### Given instruction
Find and copy every line in the records that includes the string "California".

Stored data

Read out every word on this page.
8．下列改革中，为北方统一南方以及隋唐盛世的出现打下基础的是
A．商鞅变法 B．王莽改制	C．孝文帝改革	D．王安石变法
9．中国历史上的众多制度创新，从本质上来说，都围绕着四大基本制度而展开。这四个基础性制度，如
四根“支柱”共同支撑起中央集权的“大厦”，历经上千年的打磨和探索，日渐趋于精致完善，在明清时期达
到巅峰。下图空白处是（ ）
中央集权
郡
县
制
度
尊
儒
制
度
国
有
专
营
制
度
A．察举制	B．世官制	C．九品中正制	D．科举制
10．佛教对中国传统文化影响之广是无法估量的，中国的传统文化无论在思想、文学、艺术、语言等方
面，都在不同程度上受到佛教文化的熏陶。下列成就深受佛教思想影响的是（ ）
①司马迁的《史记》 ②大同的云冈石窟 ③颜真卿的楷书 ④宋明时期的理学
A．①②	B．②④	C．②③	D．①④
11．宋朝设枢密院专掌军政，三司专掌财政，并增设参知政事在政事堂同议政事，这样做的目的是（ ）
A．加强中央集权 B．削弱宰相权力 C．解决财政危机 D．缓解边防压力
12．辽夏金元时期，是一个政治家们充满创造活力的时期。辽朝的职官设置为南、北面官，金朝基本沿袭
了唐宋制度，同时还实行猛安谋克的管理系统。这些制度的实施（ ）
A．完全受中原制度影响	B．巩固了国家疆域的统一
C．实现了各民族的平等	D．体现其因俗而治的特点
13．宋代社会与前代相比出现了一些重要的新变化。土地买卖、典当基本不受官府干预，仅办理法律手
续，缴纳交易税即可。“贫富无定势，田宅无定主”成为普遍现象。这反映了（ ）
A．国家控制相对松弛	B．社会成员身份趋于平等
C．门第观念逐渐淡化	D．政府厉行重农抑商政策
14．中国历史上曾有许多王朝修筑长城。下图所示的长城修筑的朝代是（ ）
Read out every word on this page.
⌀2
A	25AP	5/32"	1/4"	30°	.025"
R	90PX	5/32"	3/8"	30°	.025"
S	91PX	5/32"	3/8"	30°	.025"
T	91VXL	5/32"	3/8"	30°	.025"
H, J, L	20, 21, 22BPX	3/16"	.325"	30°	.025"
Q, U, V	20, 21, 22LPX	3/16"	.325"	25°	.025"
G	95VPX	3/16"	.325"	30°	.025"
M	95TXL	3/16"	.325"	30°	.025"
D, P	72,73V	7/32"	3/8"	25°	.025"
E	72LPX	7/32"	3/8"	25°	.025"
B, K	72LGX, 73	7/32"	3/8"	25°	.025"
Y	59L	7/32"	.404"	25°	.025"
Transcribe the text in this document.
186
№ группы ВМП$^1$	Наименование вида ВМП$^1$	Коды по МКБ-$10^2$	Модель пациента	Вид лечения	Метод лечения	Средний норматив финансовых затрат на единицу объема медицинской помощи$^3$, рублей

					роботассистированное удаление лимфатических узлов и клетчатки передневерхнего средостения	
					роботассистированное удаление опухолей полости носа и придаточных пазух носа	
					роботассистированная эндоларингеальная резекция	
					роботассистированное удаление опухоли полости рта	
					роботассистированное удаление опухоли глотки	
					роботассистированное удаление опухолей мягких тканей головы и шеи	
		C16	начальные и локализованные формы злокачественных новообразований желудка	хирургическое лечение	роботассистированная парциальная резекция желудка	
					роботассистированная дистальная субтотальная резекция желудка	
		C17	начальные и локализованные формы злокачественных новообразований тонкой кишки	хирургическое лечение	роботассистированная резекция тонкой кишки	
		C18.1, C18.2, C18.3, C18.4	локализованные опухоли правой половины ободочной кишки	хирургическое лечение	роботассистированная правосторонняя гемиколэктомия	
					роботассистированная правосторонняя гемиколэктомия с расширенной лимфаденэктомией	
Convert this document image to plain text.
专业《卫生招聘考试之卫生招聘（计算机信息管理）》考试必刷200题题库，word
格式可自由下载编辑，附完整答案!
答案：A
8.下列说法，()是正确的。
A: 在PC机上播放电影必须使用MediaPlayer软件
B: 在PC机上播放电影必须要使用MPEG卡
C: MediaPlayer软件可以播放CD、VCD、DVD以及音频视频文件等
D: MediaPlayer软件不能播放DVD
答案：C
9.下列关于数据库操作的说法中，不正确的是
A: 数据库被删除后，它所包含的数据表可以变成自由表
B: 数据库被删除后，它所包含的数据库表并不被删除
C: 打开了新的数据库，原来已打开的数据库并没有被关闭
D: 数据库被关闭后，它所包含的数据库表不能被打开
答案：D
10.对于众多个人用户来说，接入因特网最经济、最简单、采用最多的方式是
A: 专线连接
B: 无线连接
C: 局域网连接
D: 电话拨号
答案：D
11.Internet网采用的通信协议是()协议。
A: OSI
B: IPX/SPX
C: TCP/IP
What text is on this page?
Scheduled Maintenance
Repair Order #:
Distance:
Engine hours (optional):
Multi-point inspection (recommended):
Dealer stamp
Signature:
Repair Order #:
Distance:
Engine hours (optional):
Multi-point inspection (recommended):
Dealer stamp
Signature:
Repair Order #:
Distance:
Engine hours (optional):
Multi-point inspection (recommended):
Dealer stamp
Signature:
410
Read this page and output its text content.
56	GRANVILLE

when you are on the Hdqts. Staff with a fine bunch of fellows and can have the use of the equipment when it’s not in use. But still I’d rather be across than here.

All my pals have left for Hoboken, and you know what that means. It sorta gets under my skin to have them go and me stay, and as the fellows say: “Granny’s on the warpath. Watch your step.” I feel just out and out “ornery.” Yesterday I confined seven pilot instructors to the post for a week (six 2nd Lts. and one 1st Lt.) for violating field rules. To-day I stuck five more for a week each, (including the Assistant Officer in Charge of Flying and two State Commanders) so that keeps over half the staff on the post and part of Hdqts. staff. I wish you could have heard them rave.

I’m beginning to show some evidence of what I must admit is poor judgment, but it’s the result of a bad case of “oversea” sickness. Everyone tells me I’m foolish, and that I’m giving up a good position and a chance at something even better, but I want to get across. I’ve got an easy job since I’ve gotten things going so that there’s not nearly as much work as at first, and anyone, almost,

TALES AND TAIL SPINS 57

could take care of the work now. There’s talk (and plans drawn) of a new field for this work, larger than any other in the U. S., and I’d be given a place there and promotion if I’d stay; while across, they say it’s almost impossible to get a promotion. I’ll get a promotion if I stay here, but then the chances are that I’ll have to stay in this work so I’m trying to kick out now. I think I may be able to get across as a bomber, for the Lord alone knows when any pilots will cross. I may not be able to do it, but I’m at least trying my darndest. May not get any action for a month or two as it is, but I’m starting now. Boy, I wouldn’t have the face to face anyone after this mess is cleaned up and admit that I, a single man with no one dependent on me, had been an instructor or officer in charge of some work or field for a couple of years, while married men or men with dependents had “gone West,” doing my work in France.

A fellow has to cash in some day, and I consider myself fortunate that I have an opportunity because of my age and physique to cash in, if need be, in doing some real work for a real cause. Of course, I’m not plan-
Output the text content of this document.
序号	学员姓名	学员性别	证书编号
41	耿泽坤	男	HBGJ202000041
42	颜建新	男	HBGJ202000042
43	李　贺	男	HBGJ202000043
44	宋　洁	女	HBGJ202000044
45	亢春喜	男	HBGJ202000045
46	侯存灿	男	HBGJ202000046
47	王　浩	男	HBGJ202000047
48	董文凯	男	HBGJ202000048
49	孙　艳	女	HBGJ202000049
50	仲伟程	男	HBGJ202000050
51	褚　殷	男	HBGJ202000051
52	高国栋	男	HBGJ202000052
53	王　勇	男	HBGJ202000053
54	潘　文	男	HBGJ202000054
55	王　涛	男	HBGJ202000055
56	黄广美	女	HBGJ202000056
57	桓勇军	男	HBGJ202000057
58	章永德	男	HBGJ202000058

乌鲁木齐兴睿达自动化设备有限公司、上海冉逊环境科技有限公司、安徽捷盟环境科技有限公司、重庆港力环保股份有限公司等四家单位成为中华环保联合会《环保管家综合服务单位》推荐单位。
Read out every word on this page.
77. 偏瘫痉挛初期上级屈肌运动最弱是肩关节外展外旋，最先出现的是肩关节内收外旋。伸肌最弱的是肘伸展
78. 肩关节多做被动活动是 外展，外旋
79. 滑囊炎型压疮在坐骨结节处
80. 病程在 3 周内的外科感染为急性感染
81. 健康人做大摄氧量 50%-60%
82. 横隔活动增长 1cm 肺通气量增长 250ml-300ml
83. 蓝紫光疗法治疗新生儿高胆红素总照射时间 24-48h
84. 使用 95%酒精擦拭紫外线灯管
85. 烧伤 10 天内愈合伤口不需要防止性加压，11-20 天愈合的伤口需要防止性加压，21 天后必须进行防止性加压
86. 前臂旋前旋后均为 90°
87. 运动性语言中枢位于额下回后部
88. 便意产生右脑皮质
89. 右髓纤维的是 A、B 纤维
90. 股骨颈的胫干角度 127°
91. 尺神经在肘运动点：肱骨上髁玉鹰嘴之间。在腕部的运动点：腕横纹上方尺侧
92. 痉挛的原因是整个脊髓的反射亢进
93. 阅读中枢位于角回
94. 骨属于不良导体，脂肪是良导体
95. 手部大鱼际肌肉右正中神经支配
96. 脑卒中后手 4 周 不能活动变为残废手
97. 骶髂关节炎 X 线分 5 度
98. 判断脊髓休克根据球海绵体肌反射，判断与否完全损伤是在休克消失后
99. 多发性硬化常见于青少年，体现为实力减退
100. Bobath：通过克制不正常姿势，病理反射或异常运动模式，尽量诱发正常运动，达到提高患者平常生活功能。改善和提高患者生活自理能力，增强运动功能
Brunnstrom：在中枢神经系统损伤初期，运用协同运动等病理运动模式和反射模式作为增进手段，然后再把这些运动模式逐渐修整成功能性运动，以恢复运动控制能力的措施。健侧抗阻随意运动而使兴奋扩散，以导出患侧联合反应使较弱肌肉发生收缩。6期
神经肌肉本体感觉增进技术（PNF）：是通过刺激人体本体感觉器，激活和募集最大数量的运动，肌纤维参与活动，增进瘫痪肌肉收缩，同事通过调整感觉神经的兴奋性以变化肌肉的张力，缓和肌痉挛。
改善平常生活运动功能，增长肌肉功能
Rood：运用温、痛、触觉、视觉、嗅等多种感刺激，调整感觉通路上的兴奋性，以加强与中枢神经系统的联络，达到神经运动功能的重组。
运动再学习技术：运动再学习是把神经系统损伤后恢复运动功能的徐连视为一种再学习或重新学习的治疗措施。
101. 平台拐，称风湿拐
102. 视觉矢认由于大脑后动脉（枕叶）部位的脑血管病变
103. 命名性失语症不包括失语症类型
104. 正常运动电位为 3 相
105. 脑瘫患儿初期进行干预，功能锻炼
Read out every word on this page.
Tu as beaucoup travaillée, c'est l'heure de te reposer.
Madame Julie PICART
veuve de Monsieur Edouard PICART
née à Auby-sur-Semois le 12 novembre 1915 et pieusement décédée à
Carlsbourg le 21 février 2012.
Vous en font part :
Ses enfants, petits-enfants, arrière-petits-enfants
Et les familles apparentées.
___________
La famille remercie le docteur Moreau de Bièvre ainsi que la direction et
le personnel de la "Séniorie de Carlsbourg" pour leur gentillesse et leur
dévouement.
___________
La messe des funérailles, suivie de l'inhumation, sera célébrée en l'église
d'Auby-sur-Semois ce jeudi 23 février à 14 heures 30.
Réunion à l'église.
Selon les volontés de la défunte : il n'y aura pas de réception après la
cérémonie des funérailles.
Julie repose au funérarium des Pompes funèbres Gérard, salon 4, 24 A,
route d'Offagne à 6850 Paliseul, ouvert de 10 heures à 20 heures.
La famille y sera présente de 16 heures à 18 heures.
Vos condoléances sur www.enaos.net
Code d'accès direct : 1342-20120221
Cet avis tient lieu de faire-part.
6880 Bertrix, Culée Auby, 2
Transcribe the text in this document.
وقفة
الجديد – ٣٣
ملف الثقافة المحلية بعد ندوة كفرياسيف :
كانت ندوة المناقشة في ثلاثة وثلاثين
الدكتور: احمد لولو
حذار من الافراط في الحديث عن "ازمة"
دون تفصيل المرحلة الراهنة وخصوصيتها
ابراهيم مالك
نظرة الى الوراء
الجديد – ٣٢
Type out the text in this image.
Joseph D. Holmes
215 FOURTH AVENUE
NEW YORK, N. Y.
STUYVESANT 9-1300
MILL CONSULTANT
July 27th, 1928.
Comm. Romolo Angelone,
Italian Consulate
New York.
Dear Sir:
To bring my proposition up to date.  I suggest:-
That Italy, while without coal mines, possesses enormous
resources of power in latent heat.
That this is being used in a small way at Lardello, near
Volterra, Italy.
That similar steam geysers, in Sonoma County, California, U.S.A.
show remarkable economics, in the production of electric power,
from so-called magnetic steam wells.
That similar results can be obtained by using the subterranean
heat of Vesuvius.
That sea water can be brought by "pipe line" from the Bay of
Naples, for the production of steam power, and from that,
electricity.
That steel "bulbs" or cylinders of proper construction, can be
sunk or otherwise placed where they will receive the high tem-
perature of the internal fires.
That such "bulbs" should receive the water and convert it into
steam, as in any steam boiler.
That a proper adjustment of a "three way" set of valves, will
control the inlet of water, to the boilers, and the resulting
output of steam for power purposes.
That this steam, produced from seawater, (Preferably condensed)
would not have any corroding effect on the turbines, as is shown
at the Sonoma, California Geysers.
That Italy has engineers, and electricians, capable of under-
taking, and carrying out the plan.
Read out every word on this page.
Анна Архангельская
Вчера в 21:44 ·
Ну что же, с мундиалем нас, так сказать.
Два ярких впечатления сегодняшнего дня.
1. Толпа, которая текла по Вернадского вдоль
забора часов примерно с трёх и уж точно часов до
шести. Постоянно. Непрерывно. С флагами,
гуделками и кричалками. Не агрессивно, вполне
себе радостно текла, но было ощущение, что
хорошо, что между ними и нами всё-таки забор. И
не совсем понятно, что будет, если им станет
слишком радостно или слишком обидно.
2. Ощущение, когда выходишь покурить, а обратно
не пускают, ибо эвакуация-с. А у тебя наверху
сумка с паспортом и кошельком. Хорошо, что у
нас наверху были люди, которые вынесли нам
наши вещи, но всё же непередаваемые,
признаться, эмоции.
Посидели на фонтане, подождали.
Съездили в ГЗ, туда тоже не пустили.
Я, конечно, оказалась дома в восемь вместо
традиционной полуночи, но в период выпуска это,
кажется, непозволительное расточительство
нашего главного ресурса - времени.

### Final answer
That similar steam geysers, in Sonoma County, California, U.S.A.
at the Sonoma, California Geysers.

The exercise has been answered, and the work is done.